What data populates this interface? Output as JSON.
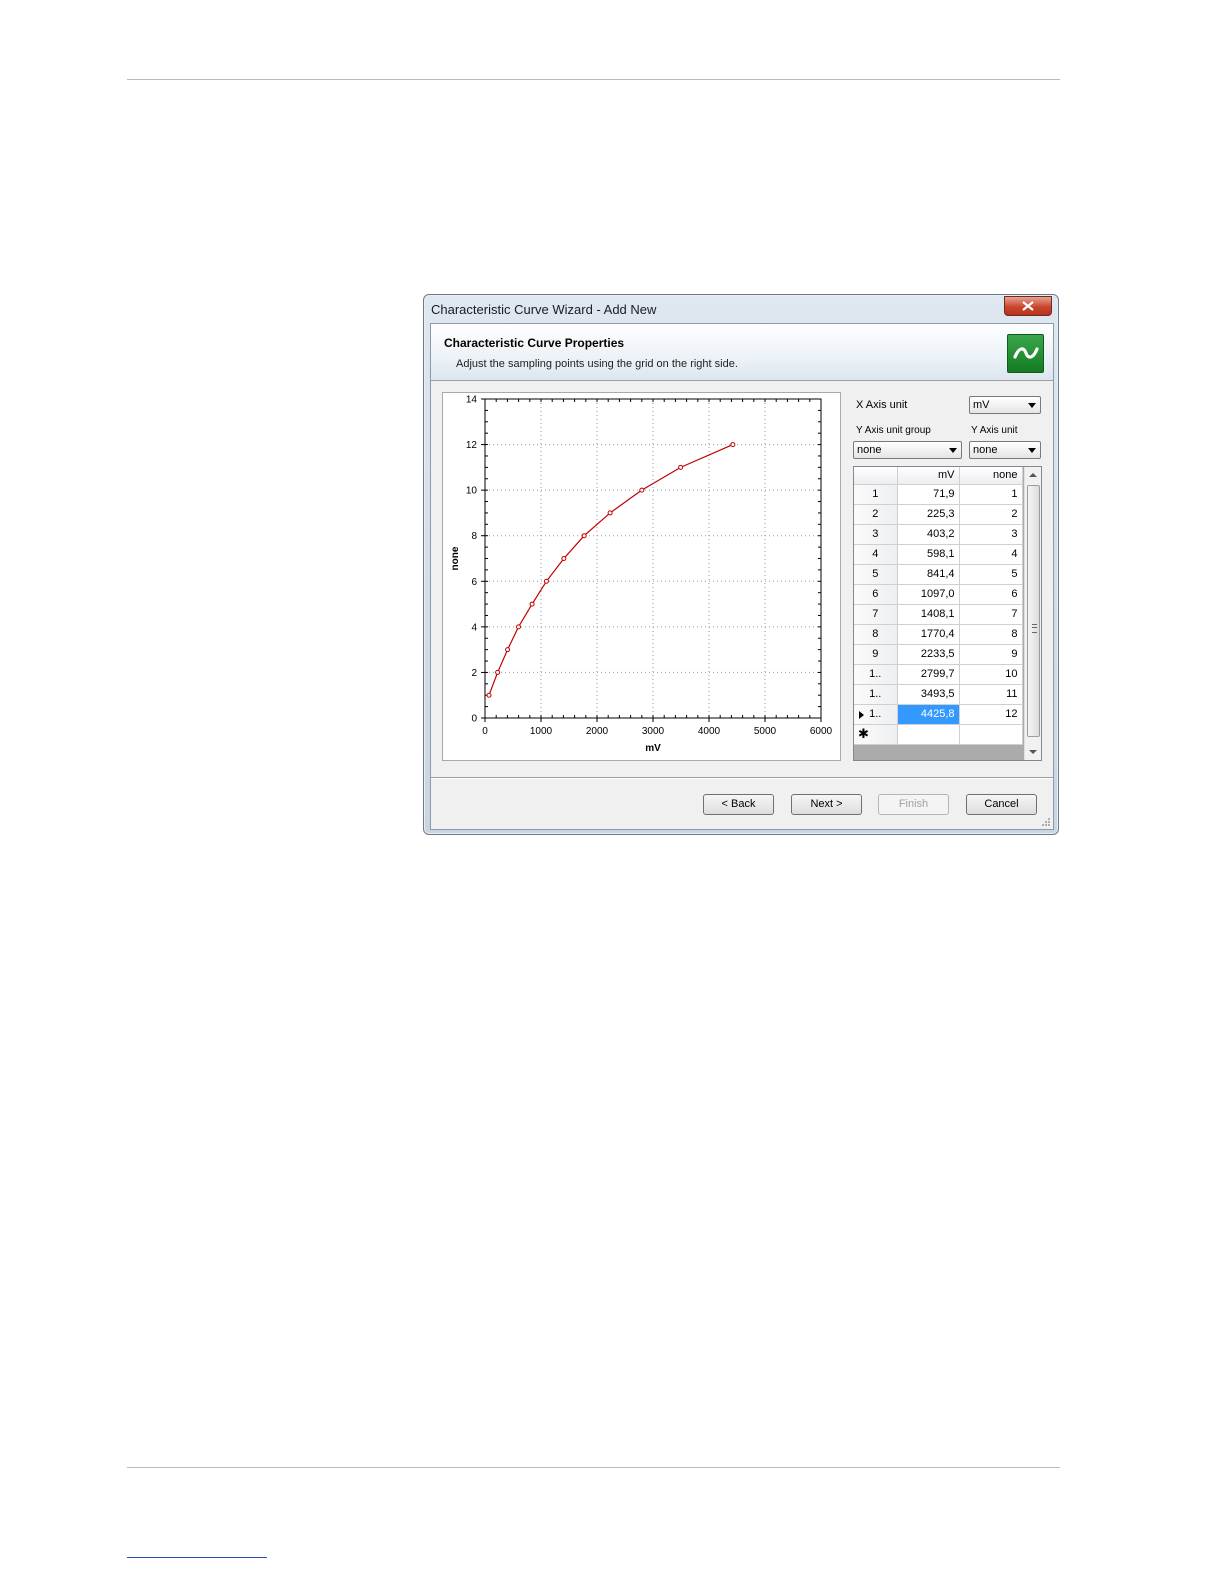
{
  "window": {
    "title": "Characteristic Curve Wizard - Add New"
  },
  "header": {
    "title": "Characteristic Curve Properties",
    "subtitle": "Adjust the sampling points using the grid on the right side."
  },
  "controls": {
    "x_axis_unit_label": "X Axis unit",
    "x_axis_unit_value": "mV",
    "y_axis_unit_group_label": "Y Axis unit group",
    "y_axis_unit_group_value": "none",
    "y_axis_unit_label": "Y Axis unit",
    "y_axis_unit_value": "none"
  },
  "grid": {
    "columns": [
      "mV",
      "none"
    ],
    "rows": [
      {
        "index": "1",
        "x": "71,9",
        "y": "1"
      },
      {
        "index": "2",
        "x": "225,3",
        "y": "2"
      },
      {
        "index": "3",
        "x": "403,2",
        "y": "3"
      },
      {
        "index": "4",
        "x": "598,1",
        "y": "4"
      },
      {
        "index": "5",
        "x": "841,4",
        "y": "5"
      },
      {
        "index": "6",
        "x": "1097,0",
        "y": "6"
      },
      {
        "index": "7",
        "x": "1408,1",
        "y": "7"
      },
      {
        "index": "8",
        "x": "1770,4",
        "y": "8"
      },
      {
        "index": "9",
        "x": "2233,5",
        "y": "9"
      },
      {
        "index": "1..",
        "x": "2799,7",
        "y": "10"
      },
      {
        "index": "1..",
        "x": "3493,5",
        "y": "11"
      },
      {
        "index": "1..",
        "x": "4425,8",
        "y": "12"
      }
    ],
    "selected_row": 11,
    "new_row_marker": "✱"
  },
  "buttons": {
    "back": "< Back",
    "next": "Next >",
    "finish": "Finish",
    "cancel": "Cancel"
  },
  "chart_data": {
    "type": "line",
    "xlabel": "mV",
    "ylabel": "none",
    "xlim": [
      0,
      6000
    ],
    "ylim": [
      0,
      14
    ],
    "xticks": [
      "0",
      "1000",
      "2000",
      "3000",
      "4000",
      "5000",
      "6000"
    ],
    "yticks": [
      "0",
      "2",
      "4",
      "6",
      "8",
      "10",
      "12",
      "14"
    ],
    "grid": true,
    "series": [
      {
        "color": "#c00000",
        "x": [
          71.9,
          225.3,
          403.2,
          598.1,
          841.4,
          1097.0,
          1408.1,
          1770.4,
          2233.5,
          2799.7,
          3493.5,
          4425.8
        ],
        "y": [
          1,
          2,
          3,
          4,
          5,
          6,
          7,
          8,
          9,
          10,
          11,
          12
        ]
      }
    ]
  }
}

________

*Exercise aim:*
Check every line of the records above for the string "index" and say how many contain it, giving the number alone.

*Exercise solution:*
12